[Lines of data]
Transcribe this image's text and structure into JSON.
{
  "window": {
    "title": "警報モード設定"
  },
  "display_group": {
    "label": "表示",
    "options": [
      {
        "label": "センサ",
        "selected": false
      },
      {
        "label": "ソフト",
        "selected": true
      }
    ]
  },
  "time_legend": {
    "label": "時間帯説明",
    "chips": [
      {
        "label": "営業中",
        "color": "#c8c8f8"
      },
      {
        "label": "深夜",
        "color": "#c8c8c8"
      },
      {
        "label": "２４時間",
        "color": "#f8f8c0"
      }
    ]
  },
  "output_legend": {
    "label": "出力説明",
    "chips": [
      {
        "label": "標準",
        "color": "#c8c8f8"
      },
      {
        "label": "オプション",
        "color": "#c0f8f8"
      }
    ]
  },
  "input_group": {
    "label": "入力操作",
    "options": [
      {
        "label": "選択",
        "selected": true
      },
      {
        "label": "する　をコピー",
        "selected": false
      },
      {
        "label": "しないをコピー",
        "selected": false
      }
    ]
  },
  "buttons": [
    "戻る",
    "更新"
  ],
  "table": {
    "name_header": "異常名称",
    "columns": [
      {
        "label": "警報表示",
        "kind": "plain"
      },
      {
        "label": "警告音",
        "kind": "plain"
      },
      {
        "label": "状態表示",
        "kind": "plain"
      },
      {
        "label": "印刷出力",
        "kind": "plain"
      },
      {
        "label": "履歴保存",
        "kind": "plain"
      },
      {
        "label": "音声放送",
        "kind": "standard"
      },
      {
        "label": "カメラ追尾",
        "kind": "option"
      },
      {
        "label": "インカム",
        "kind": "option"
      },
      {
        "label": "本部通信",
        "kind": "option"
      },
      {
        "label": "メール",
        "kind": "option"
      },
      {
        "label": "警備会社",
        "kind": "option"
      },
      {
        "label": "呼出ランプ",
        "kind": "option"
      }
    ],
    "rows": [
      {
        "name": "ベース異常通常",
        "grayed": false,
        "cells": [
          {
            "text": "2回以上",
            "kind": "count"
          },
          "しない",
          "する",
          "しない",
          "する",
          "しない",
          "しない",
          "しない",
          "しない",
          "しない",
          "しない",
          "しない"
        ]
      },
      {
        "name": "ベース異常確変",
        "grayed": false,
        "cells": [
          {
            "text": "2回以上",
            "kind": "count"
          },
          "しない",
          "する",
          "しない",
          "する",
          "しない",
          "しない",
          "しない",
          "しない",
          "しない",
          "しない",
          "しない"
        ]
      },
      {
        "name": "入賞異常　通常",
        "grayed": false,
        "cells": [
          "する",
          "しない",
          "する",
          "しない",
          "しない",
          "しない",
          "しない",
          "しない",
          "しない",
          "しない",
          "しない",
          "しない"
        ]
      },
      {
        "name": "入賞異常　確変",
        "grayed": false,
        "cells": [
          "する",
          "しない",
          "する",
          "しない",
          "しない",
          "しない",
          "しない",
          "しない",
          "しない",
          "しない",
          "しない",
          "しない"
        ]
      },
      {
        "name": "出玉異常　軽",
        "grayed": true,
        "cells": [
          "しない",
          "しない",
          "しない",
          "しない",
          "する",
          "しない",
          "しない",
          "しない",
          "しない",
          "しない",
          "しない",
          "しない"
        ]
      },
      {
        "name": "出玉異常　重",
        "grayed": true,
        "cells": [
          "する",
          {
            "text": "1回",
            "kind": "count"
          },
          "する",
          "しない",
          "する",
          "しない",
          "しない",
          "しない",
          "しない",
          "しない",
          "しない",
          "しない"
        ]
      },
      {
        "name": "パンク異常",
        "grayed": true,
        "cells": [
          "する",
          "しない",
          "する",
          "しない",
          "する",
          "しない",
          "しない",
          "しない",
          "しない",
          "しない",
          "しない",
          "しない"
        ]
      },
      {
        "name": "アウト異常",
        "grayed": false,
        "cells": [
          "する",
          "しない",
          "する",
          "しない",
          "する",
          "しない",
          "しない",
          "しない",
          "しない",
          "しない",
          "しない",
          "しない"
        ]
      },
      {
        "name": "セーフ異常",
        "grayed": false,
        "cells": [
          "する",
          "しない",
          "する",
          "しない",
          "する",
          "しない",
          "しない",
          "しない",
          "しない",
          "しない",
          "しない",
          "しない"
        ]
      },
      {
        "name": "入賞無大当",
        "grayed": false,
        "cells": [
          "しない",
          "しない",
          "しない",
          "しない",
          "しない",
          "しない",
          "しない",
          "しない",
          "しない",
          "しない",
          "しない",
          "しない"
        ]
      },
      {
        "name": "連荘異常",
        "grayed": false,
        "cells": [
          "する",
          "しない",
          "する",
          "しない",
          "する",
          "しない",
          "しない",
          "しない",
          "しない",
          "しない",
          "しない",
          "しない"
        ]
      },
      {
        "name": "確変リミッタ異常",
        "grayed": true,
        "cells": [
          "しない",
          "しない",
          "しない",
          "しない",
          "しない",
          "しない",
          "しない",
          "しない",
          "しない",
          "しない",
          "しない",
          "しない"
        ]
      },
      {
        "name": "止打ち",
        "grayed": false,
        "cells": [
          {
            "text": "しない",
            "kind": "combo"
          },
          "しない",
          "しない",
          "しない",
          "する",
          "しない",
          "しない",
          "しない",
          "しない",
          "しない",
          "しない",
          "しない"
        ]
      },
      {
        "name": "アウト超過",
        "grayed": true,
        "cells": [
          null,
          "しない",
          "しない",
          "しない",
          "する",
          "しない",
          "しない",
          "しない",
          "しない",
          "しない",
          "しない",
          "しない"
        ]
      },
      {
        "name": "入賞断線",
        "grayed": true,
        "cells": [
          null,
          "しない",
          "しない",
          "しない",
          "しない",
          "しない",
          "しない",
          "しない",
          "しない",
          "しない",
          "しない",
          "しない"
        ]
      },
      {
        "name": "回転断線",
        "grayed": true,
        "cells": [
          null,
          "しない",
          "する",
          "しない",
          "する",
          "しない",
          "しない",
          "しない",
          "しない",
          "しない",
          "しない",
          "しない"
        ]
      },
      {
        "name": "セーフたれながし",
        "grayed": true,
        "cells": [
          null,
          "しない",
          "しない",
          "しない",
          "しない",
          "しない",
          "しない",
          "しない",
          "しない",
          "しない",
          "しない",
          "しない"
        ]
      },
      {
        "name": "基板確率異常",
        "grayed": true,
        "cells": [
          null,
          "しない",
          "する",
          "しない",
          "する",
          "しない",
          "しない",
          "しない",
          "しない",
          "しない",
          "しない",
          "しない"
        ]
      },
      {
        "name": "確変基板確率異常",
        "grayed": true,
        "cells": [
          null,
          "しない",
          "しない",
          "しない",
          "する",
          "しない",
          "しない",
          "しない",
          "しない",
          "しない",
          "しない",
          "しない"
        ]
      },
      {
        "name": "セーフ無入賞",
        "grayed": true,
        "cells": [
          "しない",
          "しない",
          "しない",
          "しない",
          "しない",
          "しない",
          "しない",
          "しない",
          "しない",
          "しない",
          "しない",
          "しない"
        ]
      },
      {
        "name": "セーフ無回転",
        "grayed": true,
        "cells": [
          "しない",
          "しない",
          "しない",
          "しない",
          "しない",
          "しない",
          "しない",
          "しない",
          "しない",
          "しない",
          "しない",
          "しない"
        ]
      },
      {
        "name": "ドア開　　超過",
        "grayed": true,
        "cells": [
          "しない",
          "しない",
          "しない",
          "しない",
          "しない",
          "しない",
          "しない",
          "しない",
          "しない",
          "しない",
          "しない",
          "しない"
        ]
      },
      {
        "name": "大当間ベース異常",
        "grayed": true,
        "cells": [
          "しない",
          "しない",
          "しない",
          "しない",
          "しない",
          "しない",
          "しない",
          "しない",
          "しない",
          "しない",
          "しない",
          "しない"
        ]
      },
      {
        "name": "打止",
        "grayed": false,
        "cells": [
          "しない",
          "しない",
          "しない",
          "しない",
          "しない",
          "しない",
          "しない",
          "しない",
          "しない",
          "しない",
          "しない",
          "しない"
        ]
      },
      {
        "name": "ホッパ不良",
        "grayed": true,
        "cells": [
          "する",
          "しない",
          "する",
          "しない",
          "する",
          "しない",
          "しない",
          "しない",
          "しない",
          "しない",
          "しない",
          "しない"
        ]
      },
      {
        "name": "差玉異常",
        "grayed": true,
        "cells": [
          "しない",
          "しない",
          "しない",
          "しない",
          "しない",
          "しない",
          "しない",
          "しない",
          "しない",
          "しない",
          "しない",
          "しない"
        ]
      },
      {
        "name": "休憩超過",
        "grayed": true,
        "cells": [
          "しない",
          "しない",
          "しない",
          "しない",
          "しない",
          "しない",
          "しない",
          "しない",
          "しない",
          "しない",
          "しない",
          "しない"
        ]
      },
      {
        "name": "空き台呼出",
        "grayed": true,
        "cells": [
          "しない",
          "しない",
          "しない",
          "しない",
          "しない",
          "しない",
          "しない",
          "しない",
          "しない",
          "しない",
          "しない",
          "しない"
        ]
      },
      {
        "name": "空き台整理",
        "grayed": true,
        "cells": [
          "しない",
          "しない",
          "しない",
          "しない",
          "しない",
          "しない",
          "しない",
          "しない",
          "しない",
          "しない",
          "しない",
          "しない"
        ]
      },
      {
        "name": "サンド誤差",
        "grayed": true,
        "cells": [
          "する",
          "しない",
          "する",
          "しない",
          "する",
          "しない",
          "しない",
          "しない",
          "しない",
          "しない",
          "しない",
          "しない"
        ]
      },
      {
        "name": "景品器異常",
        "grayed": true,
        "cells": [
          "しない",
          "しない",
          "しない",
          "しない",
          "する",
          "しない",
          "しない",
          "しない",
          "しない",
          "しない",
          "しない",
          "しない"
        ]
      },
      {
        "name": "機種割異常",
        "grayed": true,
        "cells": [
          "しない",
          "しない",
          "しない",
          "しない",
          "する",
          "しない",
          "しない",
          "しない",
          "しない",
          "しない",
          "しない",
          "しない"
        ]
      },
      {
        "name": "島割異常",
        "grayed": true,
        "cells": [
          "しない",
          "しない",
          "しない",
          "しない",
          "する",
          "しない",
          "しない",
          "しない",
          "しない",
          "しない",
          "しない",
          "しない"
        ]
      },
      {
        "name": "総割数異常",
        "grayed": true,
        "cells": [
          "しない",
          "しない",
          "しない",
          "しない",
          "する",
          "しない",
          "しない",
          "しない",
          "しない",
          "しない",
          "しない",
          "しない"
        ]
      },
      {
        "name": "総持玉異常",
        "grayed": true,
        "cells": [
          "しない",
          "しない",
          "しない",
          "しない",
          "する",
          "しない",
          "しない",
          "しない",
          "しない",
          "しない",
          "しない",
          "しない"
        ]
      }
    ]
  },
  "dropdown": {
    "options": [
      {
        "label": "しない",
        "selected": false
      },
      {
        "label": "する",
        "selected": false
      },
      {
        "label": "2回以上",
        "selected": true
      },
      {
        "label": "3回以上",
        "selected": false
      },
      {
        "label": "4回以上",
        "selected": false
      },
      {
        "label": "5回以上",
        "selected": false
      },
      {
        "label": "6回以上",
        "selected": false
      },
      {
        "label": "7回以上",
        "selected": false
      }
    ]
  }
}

WRITTEN REQUEST
Pull out all lines containing "color".

COMPLETE OUTPUT
        "color": "#c8c8f8"
        "color": "#c8c8c8"
        "color": "#f8f8c0"
        "color": "#c8c8f8"
        "color": "#c0f8f8"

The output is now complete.